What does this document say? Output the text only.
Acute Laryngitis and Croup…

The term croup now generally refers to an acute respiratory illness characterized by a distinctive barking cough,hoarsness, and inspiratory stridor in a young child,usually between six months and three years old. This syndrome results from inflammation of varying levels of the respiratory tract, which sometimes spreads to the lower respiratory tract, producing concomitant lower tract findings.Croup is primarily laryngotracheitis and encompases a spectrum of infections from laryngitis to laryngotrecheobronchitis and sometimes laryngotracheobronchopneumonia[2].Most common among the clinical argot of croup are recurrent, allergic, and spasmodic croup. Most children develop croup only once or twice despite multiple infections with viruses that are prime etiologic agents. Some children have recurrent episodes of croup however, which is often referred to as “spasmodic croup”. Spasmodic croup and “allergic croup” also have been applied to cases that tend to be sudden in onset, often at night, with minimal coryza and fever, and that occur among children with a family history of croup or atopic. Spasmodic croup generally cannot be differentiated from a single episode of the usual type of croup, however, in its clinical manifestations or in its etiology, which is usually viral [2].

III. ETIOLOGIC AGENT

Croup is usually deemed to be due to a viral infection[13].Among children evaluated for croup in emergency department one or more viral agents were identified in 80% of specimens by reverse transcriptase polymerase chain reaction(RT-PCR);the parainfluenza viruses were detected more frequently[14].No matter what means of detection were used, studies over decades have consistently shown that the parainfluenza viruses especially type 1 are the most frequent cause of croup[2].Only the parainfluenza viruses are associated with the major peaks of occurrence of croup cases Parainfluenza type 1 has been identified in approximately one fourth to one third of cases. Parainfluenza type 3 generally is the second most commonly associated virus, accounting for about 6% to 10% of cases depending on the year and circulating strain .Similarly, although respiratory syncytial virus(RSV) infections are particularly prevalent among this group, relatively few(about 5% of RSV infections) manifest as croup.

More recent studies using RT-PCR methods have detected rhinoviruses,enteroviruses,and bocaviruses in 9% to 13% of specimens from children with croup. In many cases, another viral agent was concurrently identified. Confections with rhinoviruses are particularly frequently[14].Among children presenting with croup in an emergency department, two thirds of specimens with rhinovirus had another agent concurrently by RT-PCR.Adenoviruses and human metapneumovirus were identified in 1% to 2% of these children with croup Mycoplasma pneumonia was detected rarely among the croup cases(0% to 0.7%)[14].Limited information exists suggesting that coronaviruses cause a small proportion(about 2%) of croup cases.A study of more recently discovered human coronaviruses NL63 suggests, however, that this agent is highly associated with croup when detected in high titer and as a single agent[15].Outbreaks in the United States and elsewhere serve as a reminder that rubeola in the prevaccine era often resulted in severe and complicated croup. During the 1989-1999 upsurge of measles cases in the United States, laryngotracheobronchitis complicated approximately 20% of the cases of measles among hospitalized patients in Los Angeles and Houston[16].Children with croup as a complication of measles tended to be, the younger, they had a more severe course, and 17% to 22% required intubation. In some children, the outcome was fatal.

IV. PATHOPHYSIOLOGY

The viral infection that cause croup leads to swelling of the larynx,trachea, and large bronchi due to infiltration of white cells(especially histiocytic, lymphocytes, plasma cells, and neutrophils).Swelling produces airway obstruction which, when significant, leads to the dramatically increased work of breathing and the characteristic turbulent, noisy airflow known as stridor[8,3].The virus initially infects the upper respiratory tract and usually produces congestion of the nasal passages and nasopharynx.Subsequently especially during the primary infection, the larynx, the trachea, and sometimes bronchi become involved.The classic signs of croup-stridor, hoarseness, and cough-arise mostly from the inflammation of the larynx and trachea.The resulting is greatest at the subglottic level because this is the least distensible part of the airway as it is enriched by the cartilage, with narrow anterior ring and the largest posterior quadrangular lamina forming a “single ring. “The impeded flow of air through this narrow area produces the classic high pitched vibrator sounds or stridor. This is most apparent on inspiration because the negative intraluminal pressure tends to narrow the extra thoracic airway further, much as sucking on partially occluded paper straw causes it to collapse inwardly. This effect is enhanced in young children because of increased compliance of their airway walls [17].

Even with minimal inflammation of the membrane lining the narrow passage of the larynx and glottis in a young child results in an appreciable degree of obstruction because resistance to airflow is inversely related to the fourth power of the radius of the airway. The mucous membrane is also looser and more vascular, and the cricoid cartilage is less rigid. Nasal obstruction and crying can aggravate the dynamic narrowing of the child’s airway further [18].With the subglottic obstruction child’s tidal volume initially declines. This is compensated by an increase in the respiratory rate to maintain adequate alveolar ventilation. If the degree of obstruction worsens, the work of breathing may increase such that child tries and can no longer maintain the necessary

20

• **Action item**
Write the whole of the material out again, exactly.

• **Answer section**
What does this document say? Output the text only.
Acute Laryngitis and Croup…

The term croup now generally refers to an acute respiratory illness characterized by a distinctive barking cough,hoarsness, and inspiratory stridor in a young child,usually between six months and three years old. This syndrome results from inflammation of varying levels of the respiratory tract, which sometimes spreads to the lower respiratory tract, producing concomitant lower tract findings.Croup is primarily laryngotracheitis and encompases a spectrum of infections from laryngitis to laryngotrecheobronchitis and sometimes laryngotracheobronchopneumonia[2].Most common among the clinical argot of croup are recurrent, allergic, and spasmodic croup. Most children develop croup only once or twice despite multiple infections with viruses that are prime etiologic agents. Some children have recurrent episodes of croup however, which is often referred to as “spasmodic croup”. Spasmodic croup and “allergic croup” also have been applied to cases that tend to be sudden in onset, often at night, with minimal coryza and fever, and that occur among children with a family history of croup or atopic. Spasmodic croup generally cannot be differentiated from a single episode of the usual type of croup, however, in its clinical manifestations or in its etiology, which is usually viral [2].

III. ETIOLOGIC AGENT

Croup is usually deemed to be due to a viral infection[13].Among children evaluated for croup in emergency department one or more viral agents were identified in 80% of specimens by reverse transcriptase polymerase chain reaction(RT-PCR);the parainfluenza viruses were detected more frequently[14].No matter what means of detection were used, studies over decades have consistently shown that the parainfluenza viruses especially type 1 are the most frequent cause of croup[2].Only the parainfluenza viruses are associated with the major peaks of occurrence of croup cases Parainfluenza type 1 has been identified in approximately one fourth to one third of cases. Parainfluenza type 3 generally is the second most commonly associated virus, accounting for about 6% to 10% of cases depending on the year and circulating strain .Similarly, although respiratory syncytial virus(RSV) infections are particularly prevalent among this group, relatively few(about 5% of RSV infections) manifest as croup.

More recent studies using RT-PCR methods have detected rhinoviruses,enteroviruses,and bocaviruses in 9% to 13% of specimens from children with croup. In many cases, another viral agent was concurrently identified. Confections with rhinoviruses are particularly frequently[14].Among children presenting with croup in an emergency department, two thirds of specimens with rhinovirus had another agent concurrently by RT-PCR.Adenoviruses and human metapneumovirus were identified in 1% to 2% of these children with croup Mycoplasma pneumonia was detected rarely among the croup cases(0% to 0.7%)[14].Limited information exists suggesting that coronaviruses cause a small proportion(about 2%) of croup cases.A study of more recently discovered human coronaviruses NL63 suggests, however, that this agent is highly associated with croup when detected in high titer and as a single agent[15].Outbreaks in the United States and elsewhere serve as a reminder that rubeola in the prevaccine era often resulted in severe and complicated croup. During the 1989-1999 upsurge of measles cases in the United States, laryngotracheobronchitis complicated approximately 20% of the cases of measles among hospitalized patients in Los Angeles and Houston[16].Children with croup as a complication of measles tended to be, the younger, they had a more severe course, and 17% to 22% required intubation. In some children, the outcome was fatal.

IV. PATHOPHYSIOLOGY

The viral infection that cause croup leads to swelling of the larynx,trachea, and large bronchi due to infiltration of white cells(especially histiocytic, lymphocytes, plasma cells, and neutrophils).Swelling produces airway obstruction which, when significant, leads to the dramatically increased work of breathing and the characteristic turbulent, noisy airflow known as stridor[8,3].The virus initially infects the upper respiratory tract and usually produces congestion of the nasal passages and nasopharynx.Subsequently especially during the primary infection, the larynx, the trachea, and sometimes bronchi become involved.The classic signs of croup-stridor, hoarseness, and cough-arise mostly from the inflammation of the larynx and trachea.The resulting is greatest at the subglottic level because this is the least distensible part of the airway as it is enriched by the cartilage, with narrow anterior ring and the largest posterior quadrangular lamina forming a “single ring. “The impeded flow of air through this narrow area produces the classic high pitched vibrator sounds or stridor. This is most apparent on inspiration because the negative intraluminal pressure tends to narrow the extra thoracic airway further, much as sucking on partially occluded paper straw causes it to collapse inwardly. This effect is enhanced in young children because of increased compliance of their airway walls [17].

Even with minimal inflammation of the membrane lining the narrow passage of the larynx and glottis in a young child results in an appreciable degree of obstruction because resistance to airflow is inversely related to the fourth power of the radius of the airway. The mucous membrane is also looser and more vascular, and the cricoid cartilage is less rigid. Nasal obstruction and crying can aggravate the dynamic narrowing of the child’s airway further [18].With the subglottic obstruction child’s tidal volume initially declines. This is compensated by an increase in the respiratory rate to maintain adequate alveolar ventilation. If the degree of obstruction worsens, the work of breathing may increase such that child tries and can no longer maintain the necessary

20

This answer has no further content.